> What to produce: Starting at the line that contains "Give me a plain-text", restate every line word for word through the end of the entries.

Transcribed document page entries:
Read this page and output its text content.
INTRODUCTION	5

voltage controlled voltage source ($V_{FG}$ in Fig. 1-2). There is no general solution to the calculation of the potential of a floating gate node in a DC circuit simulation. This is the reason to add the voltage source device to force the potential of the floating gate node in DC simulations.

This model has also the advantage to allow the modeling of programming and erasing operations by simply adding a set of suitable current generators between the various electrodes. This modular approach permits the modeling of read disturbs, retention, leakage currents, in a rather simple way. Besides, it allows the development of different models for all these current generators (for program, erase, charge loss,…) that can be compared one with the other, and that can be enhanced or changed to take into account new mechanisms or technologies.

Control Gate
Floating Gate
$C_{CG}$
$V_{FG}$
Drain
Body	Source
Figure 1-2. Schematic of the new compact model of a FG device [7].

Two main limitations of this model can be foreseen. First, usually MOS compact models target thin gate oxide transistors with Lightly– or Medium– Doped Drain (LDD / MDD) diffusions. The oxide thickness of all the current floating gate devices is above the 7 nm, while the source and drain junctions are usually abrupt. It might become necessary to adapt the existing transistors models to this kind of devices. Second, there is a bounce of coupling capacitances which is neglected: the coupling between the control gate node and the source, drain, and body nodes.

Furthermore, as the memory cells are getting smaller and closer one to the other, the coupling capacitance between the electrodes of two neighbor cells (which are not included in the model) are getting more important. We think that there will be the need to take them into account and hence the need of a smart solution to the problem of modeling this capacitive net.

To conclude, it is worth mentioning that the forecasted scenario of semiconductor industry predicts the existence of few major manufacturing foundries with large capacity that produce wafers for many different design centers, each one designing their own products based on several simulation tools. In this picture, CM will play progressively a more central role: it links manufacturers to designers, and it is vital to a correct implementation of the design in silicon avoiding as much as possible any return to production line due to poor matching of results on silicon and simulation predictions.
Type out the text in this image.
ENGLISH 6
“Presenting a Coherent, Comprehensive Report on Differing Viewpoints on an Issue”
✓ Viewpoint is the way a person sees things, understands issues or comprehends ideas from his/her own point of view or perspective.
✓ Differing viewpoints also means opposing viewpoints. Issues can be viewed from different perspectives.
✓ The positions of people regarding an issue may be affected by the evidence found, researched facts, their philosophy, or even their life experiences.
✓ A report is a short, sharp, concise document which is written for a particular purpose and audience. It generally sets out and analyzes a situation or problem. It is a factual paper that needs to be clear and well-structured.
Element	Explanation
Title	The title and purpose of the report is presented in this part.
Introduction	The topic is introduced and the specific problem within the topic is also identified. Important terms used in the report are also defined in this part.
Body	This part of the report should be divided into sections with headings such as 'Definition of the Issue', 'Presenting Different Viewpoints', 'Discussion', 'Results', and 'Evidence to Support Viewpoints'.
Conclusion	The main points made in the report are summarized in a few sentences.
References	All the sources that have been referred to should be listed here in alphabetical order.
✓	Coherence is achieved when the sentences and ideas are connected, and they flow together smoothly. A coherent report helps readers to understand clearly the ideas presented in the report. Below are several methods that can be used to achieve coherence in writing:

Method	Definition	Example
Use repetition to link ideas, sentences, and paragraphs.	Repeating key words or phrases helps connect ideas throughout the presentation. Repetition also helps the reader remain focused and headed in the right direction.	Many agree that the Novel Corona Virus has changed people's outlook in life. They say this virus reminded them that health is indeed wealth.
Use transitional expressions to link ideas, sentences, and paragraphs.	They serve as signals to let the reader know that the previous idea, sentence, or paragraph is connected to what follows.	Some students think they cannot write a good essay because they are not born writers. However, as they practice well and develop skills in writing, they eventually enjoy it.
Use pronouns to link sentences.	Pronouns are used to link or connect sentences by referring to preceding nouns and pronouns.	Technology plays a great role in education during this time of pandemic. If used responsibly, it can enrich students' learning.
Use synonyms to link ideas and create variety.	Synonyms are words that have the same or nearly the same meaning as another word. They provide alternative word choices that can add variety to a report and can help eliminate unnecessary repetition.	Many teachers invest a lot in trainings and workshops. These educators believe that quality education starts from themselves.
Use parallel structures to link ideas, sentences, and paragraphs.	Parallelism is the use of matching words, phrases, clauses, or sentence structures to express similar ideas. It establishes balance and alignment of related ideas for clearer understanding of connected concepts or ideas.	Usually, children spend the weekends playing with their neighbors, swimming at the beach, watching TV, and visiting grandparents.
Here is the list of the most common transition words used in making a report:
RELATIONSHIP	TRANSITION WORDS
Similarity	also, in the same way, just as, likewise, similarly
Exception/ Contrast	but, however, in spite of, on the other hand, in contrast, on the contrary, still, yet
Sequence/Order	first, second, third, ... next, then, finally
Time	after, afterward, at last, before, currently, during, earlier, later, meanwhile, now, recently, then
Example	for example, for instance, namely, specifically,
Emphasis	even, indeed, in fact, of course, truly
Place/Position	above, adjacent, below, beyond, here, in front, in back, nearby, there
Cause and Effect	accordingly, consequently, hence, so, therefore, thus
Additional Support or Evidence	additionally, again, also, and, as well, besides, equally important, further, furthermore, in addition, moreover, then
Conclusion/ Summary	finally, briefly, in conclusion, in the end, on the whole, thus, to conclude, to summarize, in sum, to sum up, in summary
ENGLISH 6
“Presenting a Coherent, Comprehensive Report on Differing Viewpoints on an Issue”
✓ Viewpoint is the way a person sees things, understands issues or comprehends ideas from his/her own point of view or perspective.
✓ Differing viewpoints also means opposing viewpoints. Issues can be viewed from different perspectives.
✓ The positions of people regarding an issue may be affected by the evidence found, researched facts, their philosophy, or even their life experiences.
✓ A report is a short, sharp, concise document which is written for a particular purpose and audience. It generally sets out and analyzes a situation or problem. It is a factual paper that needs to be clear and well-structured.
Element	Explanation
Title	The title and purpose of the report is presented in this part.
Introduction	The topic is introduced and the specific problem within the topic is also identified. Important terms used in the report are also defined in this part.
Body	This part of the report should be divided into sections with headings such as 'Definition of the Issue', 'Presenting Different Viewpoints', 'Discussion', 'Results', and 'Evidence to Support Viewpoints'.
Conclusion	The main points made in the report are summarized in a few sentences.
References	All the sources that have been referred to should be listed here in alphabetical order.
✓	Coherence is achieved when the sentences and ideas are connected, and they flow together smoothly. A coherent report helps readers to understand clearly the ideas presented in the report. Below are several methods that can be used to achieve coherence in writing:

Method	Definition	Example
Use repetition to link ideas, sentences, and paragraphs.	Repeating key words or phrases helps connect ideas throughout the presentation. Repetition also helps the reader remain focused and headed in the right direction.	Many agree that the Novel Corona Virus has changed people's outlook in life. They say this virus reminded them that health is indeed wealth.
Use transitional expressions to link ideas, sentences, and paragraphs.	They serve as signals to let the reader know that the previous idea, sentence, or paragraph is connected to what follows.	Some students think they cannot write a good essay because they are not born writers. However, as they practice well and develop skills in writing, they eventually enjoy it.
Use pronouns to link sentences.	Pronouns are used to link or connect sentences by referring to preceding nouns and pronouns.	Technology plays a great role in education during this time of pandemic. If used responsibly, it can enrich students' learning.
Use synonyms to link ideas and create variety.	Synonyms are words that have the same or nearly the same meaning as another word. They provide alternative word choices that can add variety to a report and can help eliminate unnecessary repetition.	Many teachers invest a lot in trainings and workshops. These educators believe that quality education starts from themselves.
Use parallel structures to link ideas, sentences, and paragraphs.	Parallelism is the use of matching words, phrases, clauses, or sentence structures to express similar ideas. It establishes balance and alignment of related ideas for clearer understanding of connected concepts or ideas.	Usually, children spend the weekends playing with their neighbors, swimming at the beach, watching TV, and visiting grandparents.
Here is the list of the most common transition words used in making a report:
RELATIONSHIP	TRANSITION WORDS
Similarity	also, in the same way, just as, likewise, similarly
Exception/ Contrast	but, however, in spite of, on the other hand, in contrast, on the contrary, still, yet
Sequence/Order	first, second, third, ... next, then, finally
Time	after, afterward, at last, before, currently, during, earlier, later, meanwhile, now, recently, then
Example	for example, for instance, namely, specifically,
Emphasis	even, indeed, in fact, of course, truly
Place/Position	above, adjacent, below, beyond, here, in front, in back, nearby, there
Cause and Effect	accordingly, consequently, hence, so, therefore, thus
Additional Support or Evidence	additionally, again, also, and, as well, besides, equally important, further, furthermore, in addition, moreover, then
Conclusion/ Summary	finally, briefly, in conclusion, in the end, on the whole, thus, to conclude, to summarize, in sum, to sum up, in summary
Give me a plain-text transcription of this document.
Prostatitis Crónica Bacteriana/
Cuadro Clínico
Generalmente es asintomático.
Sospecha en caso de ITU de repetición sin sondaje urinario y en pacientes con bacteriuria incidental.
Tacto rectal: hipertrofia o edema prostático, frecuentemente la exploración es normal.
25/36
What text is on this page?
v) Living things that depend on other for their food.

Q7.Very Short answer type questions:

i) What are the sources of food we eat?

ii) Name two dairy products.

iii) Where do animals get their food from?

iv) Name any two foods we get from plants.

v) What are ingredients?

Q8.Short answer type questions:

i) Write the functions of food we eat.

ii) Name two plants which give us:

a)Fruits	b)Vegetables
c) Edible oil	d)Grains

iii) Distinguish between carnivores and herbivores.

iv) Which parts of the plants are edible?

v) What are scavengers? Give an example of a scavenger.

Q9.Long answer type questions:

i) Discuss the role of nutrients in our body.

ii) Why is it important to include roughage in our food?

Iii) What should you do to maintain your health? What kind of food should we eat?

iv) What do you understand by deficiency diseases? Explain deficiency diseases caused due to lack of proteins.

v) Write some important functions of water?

> Task solution:
Give me a plain-text transcription of this document.
Prostatitis Crónica Bacteriana/
Cuadro Clínico
Generalmente es asintomático.
Sospecha en caso de ITU de repetición sin sondaje urinario y en pacientes con bacteriuria incidental.
Tacto rectal: hipertrofia o edema prostático, frecuentemente la exploración es normal.
25/36
What text is on this page?
v) Living things that depend on other for their food.

Q7.Very Short answer type questions:

i) What are the sources of food we eat?

ii) Name two dairy products.

iii) Where do animals get their food from?

iv) Name any two foods we get from plants.

v) What are ingredients?

Q8.Short answer type questions:

i) Write the functions of food we eat.

ii) Name two plants which give us:

a)Fruits	b)Vegetables
c) Edible oil	d)Grains

iii) Distinguish between carnivores and herbivores.

iv) Which parts of the plants are edible?

v) What are scavengers? Give an example of a scavenger.

Q9.Long answer type questions:

i) Discuss the role of nutrients in our body.

ii) Why is it important to include roughage in our food?

Iii) What should you do to maintain your health? What kind of food should we eat?

iv) What do you understand by deficiency diseases? Explain deficiency diseases caused due to lack of proteins.

v) Write some important functions of water?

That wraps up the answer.